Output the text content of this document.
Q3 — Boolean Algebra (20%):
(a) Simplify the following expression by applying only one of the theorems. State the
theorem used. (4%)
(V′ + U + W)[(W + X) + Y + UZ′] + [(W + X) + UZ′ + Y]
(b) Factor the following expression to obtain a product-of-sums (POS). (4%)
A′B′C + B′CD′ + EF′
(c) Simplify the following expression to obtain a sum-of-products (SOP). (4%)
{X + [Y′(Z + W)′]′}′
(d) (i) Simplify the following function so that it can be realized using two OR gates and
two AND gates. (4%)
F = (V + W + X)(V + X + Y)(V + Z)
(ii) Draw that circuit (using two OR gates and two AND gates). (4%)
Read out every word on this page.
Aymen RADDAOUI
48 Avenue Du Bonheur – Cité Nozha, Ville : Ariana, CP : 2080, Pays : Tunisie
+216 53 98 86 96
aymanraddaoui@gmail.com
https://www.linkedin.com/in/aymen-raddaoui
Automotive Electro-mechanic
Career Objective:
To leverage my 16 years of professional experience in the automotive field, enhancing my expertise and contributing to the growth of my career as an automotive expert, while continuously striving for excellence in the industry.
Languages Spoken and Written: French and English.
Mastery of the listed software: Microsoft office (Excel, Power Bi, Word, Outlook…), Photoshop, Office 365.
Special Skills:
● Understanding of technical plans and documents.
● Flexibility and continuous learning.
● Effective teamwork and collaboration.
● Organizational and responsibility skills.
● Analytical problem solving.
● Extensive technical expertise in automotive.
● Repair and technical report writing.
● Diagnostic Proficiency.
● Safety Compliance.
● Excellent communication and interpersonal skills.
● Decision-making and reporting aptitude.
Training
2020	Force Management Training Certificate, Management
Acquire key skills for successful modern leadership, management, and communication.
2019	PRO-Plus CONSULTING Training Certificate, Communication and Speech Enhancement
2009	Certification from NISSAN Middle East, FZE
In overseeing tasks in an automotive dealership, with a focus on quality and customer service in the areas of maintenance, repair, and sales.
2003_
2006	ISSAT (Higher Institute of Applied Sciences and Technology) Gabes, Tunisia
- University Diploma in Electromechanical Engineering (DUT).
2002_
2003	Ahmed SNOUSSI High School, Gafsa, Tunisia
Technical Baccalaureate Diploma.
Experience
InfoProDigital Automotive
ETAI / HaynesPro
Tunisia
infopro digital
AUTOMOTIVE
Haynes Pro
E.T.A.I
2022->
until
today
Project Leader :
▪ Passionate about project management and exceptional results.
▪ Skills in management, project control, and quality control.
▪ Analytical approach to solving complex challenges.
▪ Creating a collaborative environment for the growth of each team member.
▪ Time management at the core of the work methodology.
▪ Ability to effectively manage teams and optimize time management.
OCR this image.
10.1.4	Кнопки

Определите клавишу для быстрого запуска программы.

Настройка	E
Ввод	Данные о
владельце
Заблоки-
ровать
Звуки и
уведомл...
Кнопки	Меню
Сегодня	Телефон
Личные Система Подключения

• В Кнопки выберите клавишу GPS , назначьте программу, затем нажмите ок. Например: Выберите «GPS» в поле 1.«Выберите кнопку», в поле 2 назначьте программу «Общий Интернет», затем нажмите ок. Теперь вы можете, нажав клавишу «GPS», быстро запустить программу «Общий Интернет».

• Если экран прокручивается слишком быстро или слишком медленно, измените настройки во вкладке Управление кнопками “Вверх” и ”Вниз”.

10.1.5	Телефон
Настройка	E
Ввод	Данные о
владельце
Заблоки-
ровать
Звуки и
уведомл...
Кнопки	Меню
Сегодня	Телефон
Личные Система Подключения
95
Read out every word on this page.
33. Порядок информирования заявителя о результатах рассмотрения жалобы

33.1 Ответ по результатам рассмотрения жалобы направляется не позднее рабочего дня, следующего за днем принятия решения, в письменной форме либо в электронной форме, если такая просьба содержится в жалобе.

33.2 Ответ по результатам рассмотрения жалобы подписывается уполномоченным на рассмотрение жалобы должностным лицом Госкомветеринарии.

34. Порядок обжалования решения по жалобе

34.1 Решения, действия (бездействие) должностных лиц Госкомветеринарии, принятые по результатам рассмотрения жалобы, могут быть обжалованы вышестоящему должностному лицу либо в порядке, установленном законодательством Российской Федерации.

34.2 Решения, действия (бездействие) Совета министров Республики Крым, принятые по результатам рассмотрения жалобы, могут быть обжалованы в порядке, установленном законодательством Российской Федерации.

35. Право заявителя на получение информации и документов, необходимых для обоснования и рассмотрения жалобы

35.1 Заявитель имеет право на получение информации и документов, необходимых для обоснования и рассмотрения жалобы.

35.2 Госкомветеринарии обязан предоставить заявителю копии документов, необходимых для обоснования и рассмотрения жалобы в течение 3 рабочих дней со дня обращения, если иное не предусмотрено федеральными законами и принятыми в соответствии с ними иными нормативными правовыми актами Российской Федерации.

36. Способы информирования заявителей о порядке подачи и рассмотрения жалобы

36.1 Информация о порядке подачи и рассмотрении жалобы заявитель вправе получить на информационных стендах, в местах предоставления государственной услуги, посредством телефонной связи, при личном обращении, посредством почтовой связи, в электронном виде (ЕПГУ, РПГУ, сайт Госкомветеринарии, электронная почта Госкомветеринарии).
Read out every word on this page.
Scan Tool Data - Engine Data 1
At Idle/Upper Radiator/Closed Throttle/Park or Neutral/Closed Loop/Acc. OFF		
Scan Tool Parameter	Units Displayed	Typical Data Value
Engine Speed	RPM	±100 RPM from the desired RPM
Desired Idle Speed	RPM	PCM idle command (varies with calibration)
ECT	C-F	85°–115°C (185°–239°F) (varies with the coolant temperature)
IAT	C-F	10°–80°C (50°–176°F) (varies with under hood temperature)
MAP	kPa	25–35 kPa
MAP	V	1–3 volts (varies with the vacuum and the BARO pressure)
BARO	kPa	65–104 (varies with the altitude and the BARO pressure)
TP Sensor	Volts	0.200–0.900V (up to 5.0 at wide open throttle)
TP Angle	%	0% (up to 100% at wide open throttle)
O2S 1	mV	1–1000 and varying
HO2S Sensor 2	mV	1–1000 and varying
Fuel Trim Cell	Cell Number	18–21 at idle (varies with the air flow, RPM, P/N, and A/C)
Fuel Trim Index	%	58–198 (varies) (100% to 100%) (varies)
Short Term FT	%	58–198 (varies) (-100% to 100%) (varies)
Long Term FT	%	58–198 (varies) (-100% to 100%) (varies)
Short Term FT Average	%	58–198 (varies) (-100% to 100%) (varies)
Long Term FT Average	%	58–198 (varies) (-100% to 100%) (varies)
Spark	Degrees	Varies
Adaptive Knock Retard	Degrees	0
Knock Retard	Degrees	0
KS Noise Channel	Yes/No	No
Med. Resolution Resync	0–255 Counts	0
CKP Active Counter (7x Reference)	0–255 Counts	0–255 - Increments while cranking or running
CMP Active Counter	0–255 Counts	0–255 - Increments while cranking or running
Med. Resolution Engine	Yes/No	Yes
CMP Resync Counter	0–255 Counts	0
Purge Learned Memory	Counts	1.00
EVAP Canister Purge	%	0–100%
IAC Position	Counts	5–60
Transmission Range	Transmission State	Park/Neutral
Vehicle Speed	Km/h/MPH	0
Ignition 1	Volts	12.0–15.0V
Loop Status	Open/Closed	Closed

· · · · · · ·

TASK GOAL: Look through the entries above and list every line containing "following".

RESPONSE TO THE EXERCISE:
(a) Simplify the following expression by applying only one of the theorems. State the
(b) Factor the following expression to obtain a product-of-sums (POS). (4%)
(c) Simplify the following expression to obtain a sum-of-products (SOP). (4%)
(d) (i) Simplify the following function so that it can be realized using two OR gates and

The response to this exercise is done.